## [Exercise goal]
Skip the pictures and extract all of the lines exactly as written.

## [Given data]
##############################
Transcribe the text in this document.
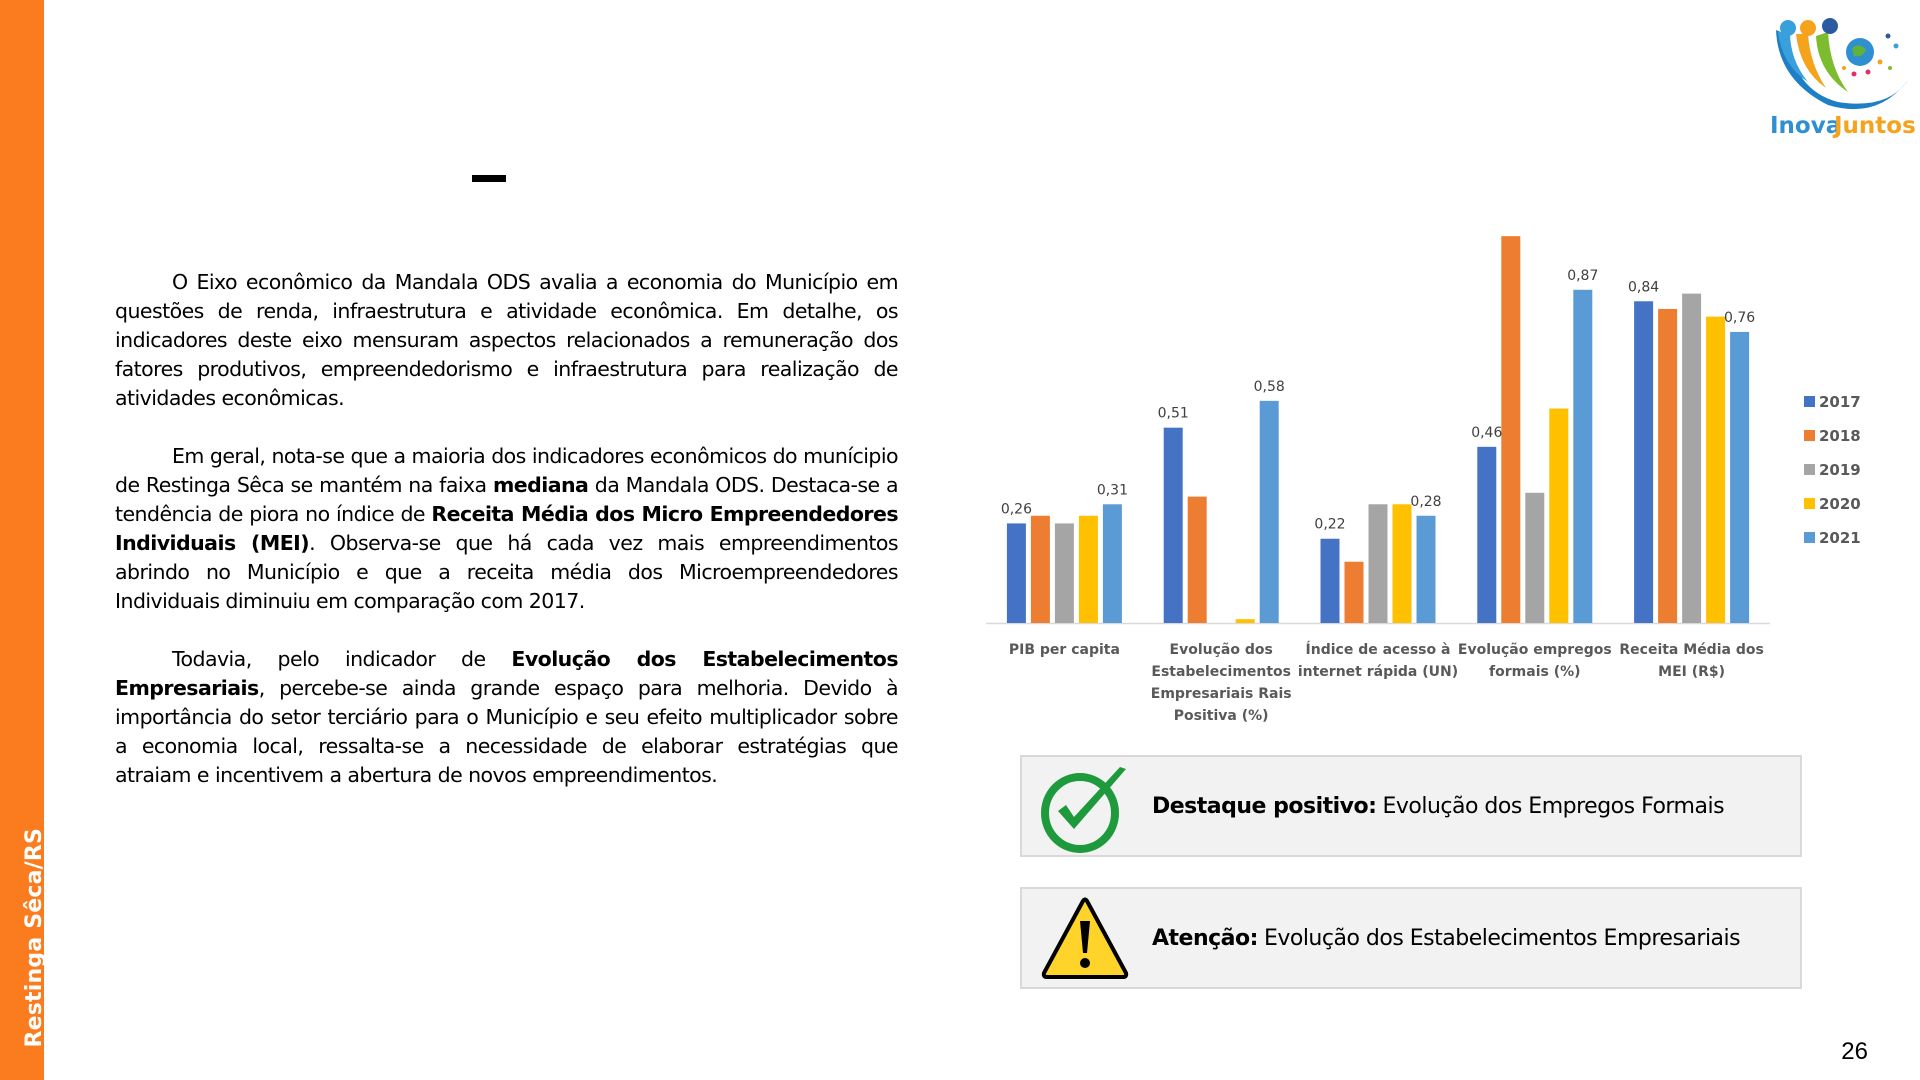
Restinga Sêca/RS
Inova
Juntos

O Eixo econômico da Mandala ODS avalia a economia do Município em questões de renda, infraestrutura e atividade econômica. Em detalhe, os indicadores deste eixo mensuram aspectos relacionados a remuneração dos fatores produtivos, empreendedorismo e infraestrutura para realização de atividades econômicas.

Em geral, nota-se que a maioria dos indicadores econômicos do munícipio de Restinga Sêca se mantém na faixa mediana da Mandala ODS. Destaca-se a tendência de piora no índice de Receita Média dos Micro Empreendedores Individuais (MEI). Observa-se que há cada vez mais empreendimentos abrindo no Município e que a receita média dos Microempreendedores Individuais diminuiu em comparação com 2017.

Todavia, pelo indicador de Evolução dos Estabelecimentos Empresariais, percebe-se ainda grande espaço para melhoria. Devido à importância do setor terciário para o Município e seu efeito multiplicador sobre a economia local, ressalta-se a necessidade de elaborar estratégias que atraiam e incentivem a abertura de novos empreendimentos.

PIB per capita	Evolução dos Estabelecimentos Empresariais Rais Positiva (%)
Índice de acesso à internet rápida (UN)
Evolução empregos formais (%)
Receita Média dos MEI (R$)
0,26
0,31
0,51
0,58
0,22
0,28
0,46
0,87
0,84
0,76
2017
2018
2019
2020
2021
Destaque positivo: Evolução dos Empregos Formais
Atenção: Evolução dos Estabelecimentos Empresariais
26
##############################
## [Final result]
Transcribe the text in this document.
Restinga Sêca/RS
Inova
Juntos

O Eixo econômico da Mandala ODS avalia a economia do Município em questões de renda, infraestrutura e atividade econômica. Em detalhe, os indicadores deste eixo mensuram aspectos relacionados a remuneração dos fatores produtivos, empreendedorismo e infraestrutura para realização de atividades econômicas.

Em geral, nota-se que a maioria dos indicadores econômicos do munícipio de Restinga Sêca se mantém na faixa mediana da Mandala ODS. Destaca-se a tendência de piora no índice de Receita Média dos Micro Empreendedores Individuais (MEI). Observa-se que há cada vez mais empreendimentos abrindo no Município e que a receita média dos Microempreendedores Individuais diminuiu em comparação com 2017.

Todavia, pelo indicador de Evolução dos Estabelecimentos Empresariais, percebe-se ainda grande espaço para melhoria. Devido à importância do setor terciário para o Município e seu efeito multiplicador sobre a economia local, ressalta-se a necessidade de elaborar estratégias que atraiam e incentivem a abertura de novos empreendimentos.

PIB per capita	Evolução dos Estabelecimentos Empresariais Rais Positiva (%)
Índice de acesso à internet rápida (UN)
Evolução empregos formais (%)
Receita Média dos MEI (R$)
0,26
0,31
0,51
0,58
0,22
0,28
0,46
0,87
0,84
0,76
2017
2018
2019
2020
2021
Destaque positivo: Evolução dos Empregos Formais
Atenção: Evolução dos Estabelecimentos Empresariais
26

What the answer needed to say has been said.